Task prompt: Copy the listing below word for word, from its first line through the line containing "volume-bar (370, 526, 372, 528)".
::::::::::
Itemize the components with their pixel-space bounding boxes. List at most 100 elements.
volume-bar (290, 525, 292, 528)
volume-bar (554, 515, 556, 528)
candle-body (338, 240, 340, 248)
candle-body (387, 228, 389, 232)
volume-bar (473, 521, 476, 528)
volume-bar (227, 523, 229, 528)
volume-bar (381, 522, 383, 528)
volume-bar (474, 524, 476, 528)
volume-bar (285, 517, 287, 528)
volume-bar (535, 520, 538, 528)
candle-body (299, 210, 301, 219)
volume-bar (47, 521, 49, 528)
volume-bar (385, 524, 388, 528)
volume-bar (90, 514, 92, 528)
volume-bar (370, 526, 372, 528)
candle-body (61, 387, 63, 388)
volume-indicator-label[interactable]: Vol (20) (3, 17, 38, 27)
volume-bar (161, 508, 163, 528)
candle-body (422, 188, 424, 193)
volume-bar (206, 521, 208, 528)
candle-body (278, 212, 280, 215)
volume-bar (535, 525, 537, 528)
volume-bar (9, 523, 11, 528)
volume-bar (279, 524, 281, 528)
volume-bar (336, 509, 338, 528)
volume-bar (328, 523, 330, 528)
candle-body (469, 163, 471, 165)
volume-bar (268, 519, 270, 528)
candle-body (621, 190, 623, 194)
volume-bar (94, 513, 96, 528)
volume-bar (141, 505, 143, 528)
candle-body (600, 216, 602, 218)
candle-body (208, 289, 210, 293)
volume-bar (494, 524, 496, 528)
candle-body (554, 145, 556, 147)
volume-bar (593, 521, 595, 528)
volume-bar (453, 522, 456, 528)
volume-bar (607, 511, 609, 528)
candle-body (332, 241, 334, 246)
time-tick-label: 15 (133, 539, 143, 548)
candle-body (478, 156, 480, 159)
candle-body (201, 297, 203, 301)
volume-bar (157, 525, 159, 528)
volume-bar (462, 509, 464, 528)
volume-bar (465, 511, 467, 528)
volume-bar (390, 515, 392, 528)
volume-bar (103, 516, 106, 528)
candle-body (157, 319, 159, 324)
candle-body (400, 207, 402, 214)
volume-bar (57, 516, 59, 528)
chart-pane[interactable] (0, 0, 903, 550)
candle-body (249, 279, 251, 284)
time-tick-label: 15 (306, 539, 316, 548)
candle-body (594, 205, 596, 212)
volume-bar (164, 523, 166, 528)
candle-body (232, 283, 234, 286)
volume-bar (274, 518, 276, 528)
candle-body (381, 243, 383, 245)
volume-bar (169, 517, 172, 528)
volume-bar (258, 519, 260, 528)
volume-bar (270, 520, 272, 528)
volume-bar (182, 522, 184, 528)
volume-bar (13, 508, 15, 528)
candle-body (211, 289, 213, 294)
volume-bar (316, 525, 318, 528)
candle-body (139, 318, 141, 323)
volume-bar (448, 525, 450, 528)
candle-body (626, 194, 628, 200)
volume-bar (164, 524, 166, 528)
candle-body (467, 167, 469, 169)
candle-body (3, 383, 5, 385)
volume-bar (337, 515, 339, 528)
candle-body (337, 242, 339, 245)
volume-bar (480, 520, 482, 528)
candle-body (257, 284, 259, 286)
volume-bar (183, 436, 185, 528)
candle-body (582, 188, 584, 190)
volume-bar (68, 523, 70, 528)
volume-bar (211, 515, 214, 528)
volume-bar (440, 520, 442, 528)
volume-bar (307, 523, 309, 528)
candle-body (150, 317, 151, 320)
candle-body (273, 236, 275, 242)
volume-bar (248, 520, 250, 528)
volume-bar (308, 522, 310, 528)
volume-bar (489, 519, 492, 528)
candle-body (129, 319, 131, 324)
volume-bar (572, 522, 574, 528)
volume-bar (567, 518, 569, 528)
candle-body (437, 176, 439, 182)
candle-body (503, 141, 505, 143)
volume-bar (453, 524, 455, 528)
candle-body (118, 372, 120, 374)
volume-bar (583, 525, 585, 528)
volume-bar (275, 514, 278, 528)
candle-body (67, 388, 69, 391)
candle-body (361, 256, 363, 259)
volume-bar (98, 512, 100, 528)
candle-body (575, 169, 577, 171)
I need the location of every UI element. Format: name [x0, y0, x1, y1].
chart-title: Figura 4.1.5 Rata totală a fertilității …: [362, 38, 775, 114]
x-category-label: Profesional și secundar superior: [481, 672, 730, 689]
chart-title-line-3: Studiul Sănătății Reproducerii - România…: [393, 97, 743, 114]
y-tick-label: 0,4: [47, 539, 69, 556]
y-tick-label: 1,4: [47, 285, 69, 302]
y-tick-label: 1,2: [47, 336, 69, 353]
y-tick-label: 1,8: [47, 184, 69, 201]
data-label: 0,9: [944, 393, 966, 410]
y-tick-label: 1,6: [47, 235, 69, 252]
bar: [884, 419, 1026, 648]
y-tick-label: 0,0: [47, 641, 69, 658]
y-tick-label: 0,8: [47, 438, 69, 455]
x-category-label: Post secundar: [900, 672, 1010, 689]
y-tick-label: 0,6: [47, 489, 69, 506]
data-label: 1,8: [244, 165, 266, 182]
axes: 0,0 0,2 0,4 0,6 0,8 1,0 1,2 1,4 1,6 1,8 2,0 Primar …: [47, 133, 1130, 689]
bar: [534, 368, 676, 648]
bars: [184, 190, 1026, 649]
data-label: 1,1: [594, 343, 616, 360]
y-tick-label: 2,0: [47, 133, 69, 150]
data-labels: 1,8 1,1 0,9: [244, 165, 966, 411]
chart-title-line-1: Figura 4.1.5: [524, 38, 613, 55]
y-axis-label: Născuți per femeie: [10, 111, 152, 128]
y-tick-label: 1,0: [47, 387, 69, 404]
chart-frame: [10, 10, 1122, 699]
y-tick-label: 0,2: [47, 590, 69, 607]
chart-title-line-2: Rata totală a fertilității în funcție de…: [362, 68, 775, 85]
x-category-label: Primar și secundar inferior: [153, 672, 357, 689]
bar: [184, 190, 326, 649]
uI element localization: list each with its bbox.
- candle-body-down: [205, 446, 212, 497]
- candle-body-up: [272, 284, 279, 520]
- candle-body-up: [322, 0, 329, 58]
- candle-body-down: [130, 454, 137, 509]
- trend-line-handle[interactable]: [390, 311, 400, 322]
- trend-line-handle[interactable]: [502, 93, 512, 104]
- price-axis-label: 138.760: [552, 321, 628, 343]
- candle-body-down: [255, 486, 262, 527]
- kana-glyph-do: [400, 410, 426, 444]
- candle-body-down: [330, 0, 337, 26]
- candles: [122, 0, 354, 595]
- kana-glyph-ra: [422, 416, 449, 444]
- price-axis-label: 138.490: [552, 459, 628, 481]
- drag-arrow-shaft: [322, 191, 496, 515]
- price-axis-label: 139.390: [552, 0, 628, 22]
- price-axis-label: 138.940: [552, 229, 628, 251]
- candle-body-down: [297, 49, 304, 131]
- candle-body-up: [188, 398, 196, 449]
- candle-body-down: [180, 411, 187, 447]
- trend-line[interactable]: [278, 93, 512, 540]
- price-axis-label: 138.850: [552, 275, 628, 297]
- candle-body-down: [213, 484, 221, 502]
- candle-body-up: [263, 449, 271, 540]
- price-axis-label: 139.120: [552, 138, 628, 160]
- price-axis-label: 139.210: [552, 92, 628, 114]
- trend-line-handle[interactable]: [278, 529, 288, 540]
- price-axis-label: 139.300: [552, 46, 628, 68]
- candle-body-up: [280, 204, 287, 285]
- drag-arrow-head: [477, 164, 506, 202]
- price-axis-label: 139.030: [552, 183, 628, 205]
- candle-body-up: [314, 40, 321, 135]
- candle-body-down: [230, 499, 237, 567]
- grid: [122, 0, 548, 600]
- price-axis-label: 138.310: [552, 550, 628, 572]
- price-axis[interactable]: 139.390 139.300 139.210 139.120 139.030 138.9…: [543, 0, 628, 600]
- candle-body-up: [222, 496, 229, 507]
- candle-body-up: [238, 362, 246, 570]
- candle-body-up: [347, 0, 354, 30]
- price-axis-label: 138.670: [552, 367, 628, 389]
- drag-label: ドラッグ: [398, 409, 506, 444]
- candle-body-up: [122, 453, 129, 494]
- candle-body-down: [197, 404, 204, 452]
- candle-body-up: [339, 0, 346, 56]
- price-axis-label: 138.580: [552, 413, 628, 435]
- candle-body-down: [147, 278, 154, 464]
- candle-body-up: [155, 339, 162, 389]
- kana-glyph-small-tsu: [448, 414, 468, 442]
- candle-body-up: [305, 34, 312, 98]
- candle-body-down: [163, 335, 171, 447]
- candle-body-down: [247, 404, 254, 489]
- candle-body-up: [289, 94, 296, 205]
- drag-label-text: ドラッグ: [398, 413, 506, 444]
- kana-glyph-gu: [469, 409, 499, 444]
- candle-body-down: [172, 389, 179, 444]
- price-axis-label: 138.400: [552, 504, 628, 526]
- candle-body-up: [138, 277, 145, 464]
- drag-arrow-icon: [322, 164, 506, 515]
::::::::::
Finished exercise:
Itemize the components with their pixel-space bounding boxes. List at most 100 elements.
volume-bar (290, 525, 292, 528)
volume-bar (554, 515, 556, 528)
candle-body (338, 240, 340, 248)
candle-body (387, 228, 389, 232)
volume-bar (473, 521, 476, 528)
volume-bar (227, 523, 229, 528)
volume-bar (381, 522, 383, 528)
volume-bar (474, 524, 476, 528)
volume-bar (285, 517, 287, 528)
volume-bar (535, 520, 538, 528)
candle-body (299, 210, 301, 219)
volume-bar (47, 521, 49, 528)
volume-bar (385, 524, 388, 528)
volume-bar (90, 514, 92, 528)
volume-bar (370, 526, 372, 528)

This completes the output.